What to produce ->
Go through the records and give each one again exactly.

Given data ->
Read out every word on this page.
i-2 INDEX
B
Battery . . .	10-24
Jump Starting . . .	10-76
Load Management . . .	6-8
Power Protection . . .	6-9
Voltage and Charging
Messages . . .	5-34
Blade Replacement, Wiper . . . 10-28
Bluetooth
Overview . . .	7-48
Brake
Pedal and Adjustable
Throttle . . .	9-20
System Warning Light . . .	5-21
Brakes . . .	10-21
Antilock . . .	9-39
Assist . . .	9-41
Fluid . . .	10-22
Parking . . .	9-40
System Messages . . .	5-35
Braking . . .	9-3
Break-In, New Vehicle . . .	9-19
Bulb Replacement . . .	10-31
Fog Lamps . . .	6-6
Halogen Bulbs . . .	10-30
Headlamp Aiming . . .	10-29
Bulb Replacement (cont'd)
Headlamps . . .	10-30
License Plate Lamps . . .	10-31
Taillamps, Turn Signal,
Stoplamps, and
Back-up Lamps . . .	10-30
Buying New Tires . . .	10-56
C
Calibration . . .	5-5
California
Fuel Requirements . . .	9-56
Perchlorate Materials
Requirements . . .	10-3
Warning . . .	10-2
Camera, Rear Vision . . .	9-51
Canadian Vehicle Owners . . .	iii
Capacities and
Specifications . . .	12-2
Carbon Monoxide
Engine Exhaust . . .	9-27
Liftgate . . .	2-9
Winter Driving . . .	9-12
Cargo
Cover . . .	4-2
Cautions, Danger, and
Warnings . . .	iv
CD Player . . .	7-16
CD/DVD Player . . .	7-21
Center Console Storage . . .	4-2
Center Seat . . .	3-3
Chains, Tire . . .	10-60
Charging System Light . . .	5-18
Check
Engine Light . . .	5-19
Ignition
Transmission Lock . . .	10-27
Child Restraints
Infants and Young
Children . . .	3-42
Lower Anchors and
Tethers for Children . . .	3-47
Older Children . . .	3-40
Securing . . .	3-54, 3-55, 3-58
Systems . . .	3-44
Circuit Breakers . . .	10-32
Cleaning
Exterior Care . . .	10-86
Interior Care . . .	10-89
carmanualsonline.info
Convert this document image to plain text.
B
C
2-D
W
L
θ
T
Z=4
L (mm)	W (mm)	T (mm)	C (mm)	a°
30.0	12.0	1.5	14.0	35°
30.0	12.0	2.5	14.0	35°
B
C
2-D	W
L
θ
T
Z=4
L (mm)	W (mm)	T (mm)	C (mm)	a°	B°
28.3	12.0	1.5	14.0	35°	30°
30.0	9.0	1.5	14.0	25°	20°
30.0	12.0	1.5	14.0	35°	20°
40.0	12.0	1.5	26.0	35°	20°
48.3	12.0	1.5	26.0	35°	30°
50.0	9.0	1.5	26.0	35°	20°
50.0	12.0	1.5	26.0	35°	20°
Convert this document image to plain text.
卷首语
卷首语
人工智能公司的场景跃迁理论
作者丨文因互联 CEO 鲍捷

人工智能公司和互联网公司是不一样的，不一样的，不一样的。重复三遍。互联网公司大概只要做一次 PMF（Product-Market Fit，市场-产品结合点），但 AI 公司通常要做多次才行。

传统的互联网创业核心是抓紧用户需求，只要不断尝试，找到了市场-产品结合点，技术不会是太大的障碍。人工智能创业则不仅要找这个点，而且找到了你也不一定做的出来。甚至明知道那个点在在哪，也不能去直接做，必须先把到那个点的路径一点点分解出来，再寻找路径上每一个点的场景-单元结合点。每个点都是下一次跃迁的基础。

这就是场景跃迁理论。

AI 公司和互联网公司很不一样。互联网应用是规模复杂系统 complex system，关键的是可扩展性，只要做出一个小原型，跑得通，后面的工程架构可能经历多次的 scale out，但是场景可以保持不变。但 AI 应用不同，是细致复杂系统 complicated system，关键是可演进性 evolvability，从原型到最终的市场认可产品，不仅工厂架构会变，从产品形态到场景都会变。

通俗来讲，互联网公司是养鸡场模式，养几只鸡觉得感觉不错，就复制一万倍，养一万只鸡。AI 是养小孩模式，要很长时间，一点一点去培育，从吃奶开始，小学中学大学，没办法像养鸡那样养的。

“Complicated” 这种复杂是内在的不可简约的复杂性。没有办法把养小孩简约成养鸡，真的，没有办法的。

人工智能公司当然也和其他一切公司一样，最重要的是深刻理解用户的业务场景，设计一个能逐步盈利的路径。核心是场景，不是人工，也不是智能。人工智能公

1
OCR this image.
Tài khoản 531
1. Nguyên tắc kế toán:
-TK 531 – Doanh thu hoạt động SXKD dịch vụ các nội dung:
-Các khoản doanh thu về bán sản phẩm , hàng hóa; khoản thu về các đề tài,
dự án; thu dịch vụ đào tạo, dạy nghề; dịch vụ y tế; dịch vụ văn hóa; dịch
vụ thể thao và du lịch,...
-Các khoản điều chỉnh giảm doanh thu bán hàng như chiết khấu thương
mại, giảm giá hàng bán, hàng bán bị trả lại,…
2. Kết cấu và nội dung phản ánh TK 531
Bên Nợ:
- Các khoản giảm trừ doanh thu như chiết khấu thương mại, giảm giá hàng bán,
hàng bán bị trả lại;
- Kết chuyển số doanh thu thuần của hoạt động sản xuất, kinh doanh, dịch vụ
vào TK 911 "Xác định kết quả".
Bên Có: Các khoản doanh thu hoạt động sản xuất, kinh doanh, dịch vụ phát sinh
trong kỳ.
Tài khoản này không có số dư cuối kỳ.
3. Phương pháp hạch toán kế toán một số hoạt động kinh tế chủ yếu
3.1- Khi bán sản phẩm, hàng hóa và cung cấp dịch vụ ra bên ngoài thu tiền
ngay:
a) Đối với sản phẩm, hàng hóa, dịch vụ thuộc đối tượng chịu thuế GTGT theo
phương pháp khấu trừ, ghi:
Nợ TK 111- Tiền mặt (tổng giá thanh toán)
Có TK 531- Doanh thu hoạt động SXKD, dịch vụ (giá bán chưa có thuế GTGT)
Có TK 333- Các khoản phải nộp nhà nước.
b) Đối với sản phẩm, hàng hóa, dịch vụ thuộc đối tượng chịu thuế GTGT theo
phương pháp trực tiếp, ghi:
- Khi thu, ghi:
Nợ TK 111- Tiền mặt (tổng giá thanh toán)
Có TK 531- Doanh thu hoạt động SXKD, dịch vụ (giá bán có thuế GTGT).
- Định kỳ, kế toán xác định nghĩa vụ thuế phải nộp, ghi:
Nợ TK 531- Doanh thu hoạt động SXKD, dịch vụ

Answer to the problem ->
Read out every word on this page.
i-2 INDEX
B
Battery . . .	10-24
Jump Starting . . .	10-76
Load Management . . .	6-8
Power Protection . . .	6-9
Voltage and Charging
Messages . . .	5-34
Blade Replacement, Wiper . . . 10-28
Bluetooth
Overview . . .	7-48
Brake
Pedal and Adjustable
Throttle . . .	9-20
System Warning Light . . .	5-21
Brakes . . .	10-21
Antilock . . .	9-39
Assist . . .	9-41
Fluid . . .	10-22
Parking . . .	9-40
System Messages . . .	5-35
Braking . . .	9-3
Break-In, New Vehicle . . .	9-19
Bulb Replacement . . .	10-31
Fog Lamps . . .	6-6
Halogen Bulbs . . .	10-30
Headlamp Aiming . . .	10-29
Bulb Replacement (cont'd)
Headlamps . . .	10-30
License Plate Lamps . . .	10-31
Taillamps, Turn Signal,
Stoplamps, and
Back-up Lamps . . .	10-30
Buying New Tires . . .	10-56
C
Calibration . . .	5-5
California
Fuel Requirements . . .	9-56
Perchlorate Materials
Requirements . . .	10-3
Warning . . .	10-2
Camera, Rear Vision . . .	9-51
Canadian Vehicle Owners . . .	iii
Capacities and
Specifications . . .	12-2
Carbon Monoxide
Engine Exhaust . . .	9-27
Liftgate . . .	2-9
Winter Driving . . .	9-12
Cargo
Cover . . .	4-2
Cautions, Danger, and
Warnings . . .	iv
CD Player . . .	7-16
CD/DVD Player . . .	7-21
Center Console Storage . . .	4-2
Center Seat . . .	3-3
Chains, Tire . . .	10-60
Charging System Light . . .	5-18
Check
Engine Light . . .	5-19
Ignition
Transmission Lock . . .	10-27
Child Restraints
Infants and Young
Children . . .	3-42
Lower Anchors and
Tethers for Children . . .	3-47
Older Children . . .	3-40
Securing . . .	3-54, 3-55, 3-58
Systems . . .	3-44
Circuit Breakers . . .	10-32
Cleaning
Exterior Care . . .	10-86
Interior Care . . .	10-89
carmanualsonline.info
Convert this document image to plain text.
B
C
2-D
W
L
θ
T
Z=4
L (mm)	W (mm)	T (mm)	C (mm)	a°
30.0	12.0	1.5	14.0	35°
30.0	12.0	2.5	14.0	35°
B
C
2-D	W
L
θ
T
Z=4
L (mm)	W (mm)	T (mm)	C (mm)	a°	B°
28.3	12.0	1.5	14.0	35°	30°
30.0	9.0	1.5	14.0	25°	20°
30.0	12.0	1.5	14.0	35°	20°
40.0	12.0	1.5	26.0	35°	20°
48.3	12.0	1.5	26.0	35°	30°
50.0	9.0	1.5	26.0	35°	20°
50.0	12.0	1.5	26.0	35°	20°
Convert this document image to plain text.
卷首语
卷首语
人工智能公司的场景跃迁理论
作者丨文因互联 CEO 鲍捷

人工智能公司和互联网公司是不一样的，不一样的，不一样的。重复三遍。互联网公司大概只要做一次 PMF（Product-Market Fit，市场-产品结合点），但 AI 公司通常要做多次才行。

传统的互联网创业核心是抓紧用户需求，只要不断尝试，找到了市场-产品结合点，技术不会是太大的障碍。人工智能创业则不仅要找这个点，而且找到了你也不一定做的出来。甚至明知道那个点在在哪，也不能去直接做，必须先把到那个点的路径一点点分解出来，再寻找路径上每一个点的场景-单元结合点。每个点都是下一次跃迁的基础。

这就是场景跃迁理论。

AI 公司和互联网公司很不一样。互联网应用是规模复杂系统 complex system，关键的是可扩展性，只要做出一个小原型，跑得通，后面的工程架构可能经历多次的 scale out，但是场景可以保持不变。但 AI 应用不同，是细致复杂系统 complicated system，关键是可演进性 evolvability，从原型到最终的市场认可产品，不仅工厂架构会变，从产品形态到场景都会变。

通俗来讲，互联网公司是养鸡场模式，养几只鸡觉得感觉不错，就复制一万倍，养一万只鸡。AI 是养小孩模式，要很长时间，一点一点去培育，从吃奶开始，小学中学大学，没办法像养鸡那样养的。

“Complicated” 这种复杂是内在的不可简约的复杂性。没有办法把养小孩简约成养鸡，真的，没有办法的。

人工智能公司当然也和其他一切公司一样，最重要的是深刻理解用户的业务场景，设计一个能逐步盈利的路径。核心是场景，不是人工，也不是智能。人工智能公

1
OCR this image.
Tài khoản 531
1. Nguyên tắc kế toán:
-TK 531 – Doanh thu hoạt động SXKD dịch vụ các nội dung:
-Các khoản doanh thu về bán sản phẩm , hàng hóa; khoản thu về các đề tài,
dự án; thu dịch vụ đào tạo, dạy nghề; dịch vụ y tế; dịch vụ văn hóa; dịch
vụ thể thao và du lịch,...
-Các khoản điều chỉnh giảm doanh thu bán hàng như chiết khấu thương
mại, giảm giá hàng bán, hàng bán bị trả lại,…
2. Kết cấu và nội dung phản ánh TK 531
Bên Nợ:
- Các khoản giảm trừ doanh thu như chiết khấu thương mại, giảm giá hàng bán,
hàng bán bị trả lại;
- Kết chuyển số doanh thu thuần của hoạt động sản xuất, kinh doanh, dịch vụ
vào TK 911 "Xác định kết quả".
Bên Có: Các khoản doanh thu hoạt động sản xuất, kinh doanh, dịch vụ phát sinh
trong kỳ.
Tài khoản này không có số dư cuối kỳ.
3. Phương pháp hạch toán kế toán một số hoạt động kinh tế chủ yếu
3.1- Khi bán sản phẩm, hàng hóa và cung cấp dịch vụ ra bên ngoài thu tiền
ngay:
a) Đối với sản phẩm, hàng hóa, dịch vụ thuộc đối tượng chịu thuế GTGT theo
phương pháp khấu trừ, ghi:
Nợ TK 111- Tiền mặt (tổng giá thanh toán)
Có TK 531- Doanh thu hoạt động SXKD, dịch vụ (giá bán chưa có thuế GTGT)
Có TK 333- Các khoản phải nộp nhà nước.
b) Đối với sản phẩm, hàng hóa, dịch vụ thuộc đối tượng chịu thuế GTGT theo
phương pháp trực tiếp, ghi:
- Khi thu, ghi:
Nợ TK 111- Tiền mặt (tổng giá thanh toán)
Có TK 531- Doanh thu hoạt động SXKD, dịch vụ (giá bán có thuế GTGT).
- Định kỳ, kế toán xác định nghĩa vụ thuế phải nộp, ghi:
Nợ TK 531- Doanh thu hoạt động SXKD, dịch vụ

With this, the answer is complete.